## Request
List, from the lines below, each one with "France" in it.

## Records supplied
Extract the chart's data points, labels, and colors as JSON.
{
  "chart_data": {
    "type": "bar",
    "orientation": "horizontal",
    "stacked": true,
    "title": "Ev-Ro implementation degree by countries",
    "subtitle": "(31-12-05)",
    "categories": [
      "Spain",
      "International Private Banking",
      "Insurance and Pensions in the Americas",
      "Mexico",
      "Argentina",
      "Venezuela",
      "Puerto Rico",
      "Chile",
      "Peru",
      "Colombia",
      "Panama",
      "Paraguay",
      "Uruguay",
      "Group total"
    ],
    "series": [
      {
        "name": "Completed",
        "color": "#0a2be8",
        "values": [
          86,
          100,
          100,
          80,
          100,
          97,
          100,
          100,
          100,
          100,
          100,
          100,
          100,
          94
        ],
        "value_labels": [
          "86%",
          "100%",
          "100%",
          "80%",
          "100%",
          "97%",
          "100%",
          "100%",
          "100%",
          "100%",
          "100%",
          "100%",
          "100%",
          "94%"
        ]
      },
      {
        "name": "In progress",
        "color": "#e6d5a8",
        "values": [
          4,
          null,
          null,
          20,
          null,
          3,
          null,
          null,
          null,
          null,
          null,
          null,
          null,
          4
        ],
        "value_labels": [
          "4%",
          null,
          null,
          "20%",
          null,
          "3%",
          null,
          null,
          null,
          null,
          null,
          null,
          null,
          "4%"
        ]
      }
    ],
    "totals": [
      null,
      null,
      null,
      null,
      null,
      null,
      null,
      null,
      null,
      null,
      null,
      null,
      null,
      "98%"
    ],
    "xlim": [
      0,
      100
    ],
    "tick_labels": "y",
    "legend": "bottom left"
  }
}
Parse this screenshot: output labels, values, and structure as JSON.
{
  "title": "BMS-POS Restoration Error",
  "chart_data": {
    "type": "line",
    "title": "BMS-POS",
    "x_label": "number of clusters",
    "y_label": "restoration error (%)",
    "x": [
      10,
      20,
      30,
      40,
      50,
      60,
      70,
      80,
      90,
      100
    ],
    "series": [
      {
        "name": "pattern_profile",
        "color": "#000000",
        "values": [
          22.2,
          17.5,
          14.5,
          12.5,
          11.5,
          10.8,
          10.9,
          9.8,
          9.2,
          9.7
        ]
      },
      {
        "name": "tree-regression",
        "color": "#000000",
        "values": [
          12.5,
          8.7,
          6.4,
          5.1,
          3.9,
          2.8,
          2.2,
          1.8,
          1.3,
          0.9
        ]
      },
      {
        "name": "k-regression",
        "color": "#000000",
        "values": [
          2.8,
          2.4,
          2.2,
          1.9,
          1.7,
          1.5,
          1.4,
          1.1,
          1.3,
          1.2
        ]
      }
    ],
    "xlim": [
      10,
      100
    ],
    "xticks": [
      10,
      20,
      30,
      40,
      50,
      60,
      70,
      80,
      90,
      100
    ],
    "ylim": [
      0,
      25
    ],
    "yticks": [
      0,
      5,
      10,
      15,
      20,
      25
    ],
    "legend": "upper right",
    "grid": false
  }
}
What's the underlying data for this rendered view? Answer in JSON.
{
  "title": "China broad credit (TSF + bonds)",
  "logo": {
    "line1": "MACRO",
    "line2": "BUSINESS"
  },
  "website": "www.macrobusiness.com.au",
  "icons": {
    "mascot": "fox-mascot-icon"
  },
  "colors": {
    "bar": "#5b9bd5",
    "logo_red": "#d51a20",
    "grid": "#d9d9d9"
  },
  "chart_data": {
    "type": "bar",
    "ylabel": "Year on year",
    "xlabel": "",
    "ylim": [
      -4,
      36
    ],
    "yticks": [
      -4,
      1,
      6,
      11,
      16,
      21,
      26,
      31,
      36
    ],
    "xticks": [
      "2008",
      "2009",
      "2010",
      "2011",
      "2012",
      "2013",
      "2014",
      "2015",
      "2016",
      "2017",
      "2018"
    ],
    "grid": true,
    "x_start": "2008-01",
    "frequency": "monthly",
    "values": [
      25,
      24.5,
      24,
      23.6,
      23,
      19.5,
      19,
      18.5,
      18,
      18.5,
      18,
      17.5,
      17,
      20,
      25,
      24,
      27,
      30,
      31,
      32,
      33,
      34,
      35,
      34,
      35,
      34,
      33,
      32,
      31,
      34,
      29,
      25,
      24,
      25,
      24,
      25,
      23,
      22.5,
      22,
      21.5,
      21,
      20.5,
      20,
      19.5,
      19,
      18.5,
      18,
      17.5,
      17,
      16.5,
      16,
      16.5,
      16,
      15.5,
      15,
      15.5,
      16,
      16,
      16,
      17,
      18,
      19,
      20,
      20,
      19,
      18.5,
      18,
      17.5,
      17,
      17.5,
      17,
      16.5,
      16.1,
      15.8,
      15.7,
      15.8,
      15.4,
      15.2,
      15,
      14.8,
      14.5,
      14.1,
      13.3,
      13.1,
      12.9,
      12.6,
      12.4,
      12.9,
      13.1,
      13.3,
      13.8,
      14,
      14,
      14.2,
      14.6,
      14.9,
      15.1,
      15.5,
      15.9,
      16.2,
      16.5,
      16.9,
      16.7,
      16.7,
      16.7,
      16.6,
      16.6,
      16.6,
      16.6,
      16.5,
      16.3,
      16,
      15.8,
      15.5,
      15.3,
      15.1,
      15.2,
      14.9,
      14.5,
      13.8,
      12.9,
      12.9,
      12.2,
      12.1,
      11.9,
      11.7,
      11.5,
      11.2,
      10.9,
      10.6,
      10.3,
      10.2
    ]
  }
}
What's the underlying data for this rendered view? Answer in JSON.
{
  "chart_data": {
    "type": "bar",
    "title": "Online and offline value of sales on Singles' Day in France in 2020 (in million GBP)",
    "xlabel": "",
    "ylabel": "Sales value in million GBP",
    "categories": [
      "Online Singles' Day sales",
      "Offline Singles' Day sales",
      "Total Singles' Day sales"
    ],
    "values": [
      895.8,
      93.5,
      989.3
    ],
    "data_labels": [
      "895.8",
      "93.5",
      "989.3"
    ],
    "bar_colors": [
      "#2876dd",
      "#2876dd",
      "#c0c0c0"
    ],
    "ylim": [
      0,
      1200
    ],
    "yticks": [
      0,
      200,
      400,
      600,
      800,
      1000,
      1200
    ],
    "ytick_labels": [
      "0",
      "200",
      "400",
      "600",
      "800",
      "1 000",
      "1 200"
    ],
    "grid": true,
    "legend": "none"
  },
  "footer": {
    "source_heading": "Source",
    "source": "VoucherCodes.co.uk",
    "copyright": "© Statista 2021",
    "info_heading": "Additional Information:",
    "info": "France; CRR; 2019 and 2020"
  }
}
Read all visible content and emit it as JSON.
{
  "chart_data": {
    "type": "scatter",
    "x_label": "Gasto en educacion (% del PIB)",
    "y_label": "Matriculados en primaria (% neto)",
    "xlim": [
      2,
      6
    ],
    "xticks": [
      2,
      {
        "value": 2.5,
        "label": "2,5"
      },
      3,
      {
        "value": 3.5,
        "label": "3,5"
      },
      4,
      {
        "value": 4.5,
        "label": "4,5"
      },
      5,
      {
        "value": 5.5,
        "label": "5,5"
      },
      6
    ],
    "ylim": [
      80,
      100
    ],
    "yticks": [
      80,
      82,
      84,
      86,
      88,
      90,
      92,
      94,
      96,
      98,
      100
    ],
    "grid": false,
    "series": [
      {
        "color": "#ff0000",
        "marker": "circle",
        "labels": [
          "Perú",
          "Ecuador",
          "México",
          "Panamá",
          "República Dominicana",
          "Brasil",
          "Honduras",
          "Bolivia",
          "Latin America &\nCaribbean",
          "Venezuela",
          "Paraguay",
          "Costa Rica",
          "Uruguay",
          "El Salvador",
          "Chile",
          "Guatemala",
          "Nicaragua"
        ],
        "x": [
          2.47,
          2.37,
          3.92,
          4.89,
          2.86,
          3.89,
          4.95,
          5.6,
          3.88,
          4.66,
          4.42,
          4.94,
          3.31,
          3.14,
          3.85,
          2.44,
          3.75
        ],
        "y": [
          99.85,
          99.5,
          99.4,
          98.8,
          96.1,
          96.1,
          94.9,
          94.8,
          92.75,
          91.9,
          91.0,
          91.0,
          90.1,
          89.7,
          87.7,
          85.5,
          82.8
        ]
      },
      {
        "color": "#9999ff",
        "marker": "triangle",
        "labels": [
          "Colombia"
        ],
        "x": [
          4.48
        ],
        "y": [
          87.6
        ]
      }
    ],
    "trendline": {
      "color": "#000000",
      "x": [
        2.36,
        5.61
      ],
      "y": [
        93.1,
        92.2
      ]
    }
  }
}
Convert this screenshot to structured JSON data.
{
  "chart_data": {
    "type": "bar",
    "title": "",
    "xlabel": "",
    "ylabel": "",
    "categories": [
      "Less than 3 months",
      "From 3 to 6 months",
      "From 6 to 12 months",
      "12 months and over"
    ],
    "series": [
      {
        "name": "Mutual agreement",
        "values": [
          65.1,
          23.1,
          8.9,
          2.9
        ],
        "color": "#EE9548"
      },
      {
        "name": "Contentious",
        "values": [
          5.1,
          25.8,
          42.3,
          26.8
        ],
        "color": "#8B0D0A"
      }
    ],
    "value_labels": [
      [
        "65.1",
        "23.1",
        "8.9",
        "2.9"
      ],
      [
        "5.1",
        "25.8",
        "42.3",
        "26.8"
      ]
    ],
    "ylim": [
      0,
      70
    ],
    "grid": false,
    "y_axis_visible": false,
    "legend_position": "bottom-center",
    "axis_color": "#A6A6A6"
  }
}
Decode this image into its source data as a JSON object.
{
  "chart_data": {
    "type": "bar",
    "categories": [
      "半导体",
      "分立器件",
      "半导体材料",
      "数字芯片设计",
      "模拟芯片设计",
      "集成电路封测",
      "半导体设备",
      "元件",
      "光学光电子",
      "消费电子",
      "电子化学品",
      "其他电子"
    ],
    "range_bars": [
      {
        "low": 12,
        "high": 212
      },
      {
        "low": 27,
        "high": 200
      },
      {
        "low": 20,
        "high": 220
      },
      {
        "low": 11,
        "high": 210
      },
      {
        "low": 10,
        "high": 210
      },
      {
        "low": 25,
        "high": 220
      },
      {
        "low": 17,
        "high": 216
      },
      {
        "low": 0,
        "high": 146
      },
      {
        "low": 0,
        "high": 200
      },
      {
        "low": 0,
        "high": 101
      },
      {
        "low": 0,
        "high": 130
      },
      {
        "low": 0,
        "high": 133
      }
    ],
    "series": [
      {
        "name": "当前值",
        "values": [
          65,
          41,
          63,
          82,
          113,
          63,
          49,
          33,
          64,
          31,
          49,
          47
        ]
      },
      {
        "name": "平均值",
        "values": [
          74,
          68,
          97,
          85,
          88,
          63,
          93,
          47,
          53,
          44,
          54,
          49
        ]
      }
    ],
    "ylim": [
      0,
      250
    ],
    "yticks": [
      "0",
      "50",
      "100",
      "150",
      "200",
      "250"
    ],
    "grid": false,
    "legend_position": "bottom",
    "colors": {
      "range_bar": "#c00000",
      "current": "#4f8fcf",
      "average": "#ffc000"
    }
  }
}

## Result
    "title": "Online and offline value of sales on Singles' Day in France in 2020 (in million GBP)",
    "info": "France; CRR; 2019 and 2020"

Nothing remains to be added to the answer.